- [SUPPLIED DATA]

======

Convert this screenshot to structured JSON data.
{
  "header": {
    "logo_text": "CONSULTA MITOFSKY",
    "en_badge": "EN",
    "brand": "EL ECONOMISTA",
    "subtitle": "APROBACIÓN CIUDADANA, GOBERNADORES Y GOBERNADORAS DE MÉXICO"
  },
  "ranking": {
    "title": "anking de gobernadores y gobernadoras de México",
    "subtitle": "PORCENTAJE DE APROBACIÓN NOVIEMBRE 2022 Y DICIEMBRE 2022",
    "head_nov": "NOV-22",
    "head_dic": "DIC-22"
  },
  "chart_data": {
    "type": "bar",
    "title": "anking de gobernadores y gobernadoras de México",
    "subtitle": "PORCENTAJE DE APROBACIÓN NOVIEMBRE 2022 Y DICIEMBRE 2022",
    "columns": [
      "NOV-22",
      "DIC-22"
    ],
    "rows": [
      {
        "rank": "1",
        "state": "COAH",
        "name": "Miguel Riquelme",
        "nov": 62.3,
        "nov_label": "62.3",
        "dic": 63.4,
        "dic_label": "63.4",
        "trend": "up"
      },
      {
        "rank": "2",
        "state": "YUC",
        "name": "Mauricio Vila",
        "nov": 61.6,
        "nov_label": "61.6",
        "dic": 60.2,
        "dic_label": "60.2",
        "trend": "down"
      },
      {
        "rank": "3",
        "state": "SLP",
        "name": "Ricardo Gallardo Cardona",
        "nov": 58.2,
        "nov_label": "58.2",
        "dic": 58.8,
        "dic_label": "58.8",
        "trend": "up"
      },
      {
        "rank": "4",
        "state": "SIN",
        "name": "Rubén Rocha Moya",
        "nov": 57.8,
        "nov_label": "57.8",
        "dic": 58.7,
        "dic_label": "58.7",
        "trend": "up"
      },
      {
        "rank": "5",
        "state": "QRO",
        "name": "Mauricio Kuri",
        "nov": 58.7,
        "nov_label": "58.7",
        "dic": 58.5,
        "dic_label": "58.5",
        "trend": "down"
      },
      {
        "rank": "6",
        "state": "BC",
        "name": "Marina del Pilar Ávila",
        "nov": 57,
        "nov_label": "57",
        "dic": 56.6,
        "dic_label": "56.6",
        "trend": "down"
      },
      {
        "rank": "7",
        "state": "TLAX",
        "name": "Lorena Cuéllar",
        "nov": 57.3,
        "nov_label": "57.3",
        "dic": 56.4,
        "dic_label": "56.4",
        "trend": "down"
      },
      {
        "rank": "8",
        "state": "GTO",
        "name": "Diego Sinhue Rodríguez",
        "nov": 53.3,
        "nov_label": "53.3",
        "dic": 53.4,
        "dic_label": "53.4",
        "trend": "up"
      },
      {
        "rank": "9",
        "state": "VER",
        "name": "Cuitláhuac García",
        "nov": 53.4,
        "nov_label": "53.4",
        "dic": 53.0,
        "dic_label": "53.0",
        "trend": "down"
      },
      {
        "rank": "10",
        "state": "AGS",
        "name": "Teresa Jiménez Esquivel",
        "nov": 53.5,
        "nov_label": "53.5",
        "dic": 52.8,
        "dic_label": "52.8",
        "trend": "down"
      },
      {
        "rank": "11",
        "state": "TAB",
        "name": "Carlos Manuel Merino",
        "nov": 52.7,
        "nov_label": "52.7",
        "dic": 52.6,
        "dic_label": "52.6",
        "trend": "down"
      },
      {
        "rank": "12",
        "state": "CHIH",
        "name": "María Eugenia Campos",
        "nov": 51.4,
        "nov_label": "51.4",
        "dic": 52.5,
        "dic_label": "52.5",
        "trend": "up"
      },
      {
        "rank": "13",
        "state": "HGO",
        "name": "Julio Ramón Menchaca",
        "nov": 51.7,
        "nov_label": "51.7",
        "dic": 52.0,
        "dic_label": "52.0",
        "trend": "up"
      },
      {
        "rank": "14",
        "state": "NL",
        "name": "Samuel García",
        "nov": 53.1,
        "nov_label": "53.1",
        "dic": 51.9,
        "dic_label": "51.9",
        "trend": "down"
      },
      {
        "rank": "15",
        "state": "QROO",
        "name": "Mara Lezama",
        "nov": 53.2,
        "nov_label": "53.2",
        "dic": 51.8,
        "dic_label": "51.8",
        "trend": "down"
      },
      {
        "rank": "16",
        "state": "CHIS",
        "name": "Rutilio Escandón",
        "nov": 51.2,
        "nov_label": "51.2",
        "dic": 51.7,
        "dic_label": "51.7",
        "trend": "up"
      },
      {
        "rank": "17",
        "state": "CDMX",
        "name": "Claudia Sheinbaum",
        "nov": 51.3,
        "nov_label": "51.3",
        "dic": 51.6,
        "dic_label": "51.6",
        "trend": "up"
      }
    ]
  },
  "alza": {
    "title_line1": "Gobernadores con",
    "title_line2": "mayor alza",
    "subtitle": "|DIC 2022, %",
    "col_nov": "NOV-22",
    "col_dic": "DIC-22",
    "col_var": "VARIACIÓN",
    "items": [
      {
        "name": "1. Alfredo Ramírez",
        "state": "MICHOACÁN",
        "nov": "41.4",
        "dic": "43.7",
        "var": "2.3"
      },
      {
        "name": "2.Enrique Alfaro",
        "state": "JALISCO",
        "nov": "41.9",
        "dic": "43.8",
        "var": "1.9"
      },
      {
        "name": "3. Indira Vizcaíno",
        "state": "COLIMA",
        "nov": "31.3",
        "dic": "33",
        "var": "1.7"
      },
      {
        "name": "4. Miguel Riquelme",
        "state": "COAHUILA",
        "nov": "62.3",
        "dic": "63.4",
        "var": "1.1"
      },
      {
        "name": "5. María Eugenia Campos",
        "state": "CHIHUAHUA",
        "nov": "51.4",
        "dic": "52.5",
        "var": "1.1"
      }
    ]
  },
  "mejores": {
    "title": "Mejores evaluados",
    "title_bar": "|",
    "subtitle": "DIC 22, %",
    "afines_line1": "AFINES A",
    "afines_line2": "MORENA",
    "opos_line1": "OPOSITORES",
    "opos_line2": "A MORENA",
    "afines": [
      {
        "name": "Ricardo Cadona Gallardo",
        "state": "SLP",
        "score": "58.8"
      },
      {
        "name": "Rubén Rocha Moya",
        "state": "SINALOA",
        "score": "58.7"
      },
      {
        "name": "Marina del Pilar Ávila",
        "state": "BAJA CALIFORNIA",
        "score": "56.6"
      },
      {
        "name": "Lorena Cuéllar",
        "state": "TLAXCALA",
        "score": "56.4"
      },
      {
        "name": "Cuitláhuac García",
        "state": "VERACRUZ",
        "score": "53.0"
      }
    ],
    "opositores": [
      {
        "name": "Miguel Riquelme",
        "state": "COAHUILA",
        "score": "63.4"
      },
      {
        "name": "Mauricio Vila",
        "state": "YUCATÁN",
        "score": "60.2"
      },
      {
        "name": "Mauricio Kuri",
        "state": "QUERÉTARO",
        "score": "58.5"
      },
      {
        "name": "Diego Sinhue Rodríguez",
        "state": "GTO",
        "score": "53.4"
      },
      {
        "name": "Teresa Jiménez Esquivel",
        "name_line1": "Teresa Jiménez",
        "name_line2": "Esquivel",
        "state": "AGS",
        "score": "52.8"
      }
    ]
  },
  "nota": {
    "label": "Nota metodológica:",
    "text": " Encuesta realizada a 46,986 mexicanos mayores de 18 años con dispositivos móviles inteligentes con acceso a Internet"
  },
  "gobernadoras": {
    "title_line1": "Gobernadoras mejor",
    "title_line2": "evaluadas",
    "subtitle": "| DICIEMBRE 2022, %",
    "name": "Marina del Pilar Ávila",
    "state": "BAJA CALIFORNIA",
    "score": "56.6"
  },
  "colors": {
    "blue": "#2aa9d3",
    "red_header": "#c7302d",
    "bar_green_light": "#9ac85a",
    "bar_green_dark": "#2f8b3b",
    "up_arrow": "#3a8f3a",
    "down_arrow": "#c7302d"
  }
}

======

- [OBJECTIVE] In the entries above, find each line with the word "Ricardo" and copy it.

- [TASK RESULT]
        "name": "Ricardo Gallardo Cardona",
        "name": "Ricardo Cadona Gallardo",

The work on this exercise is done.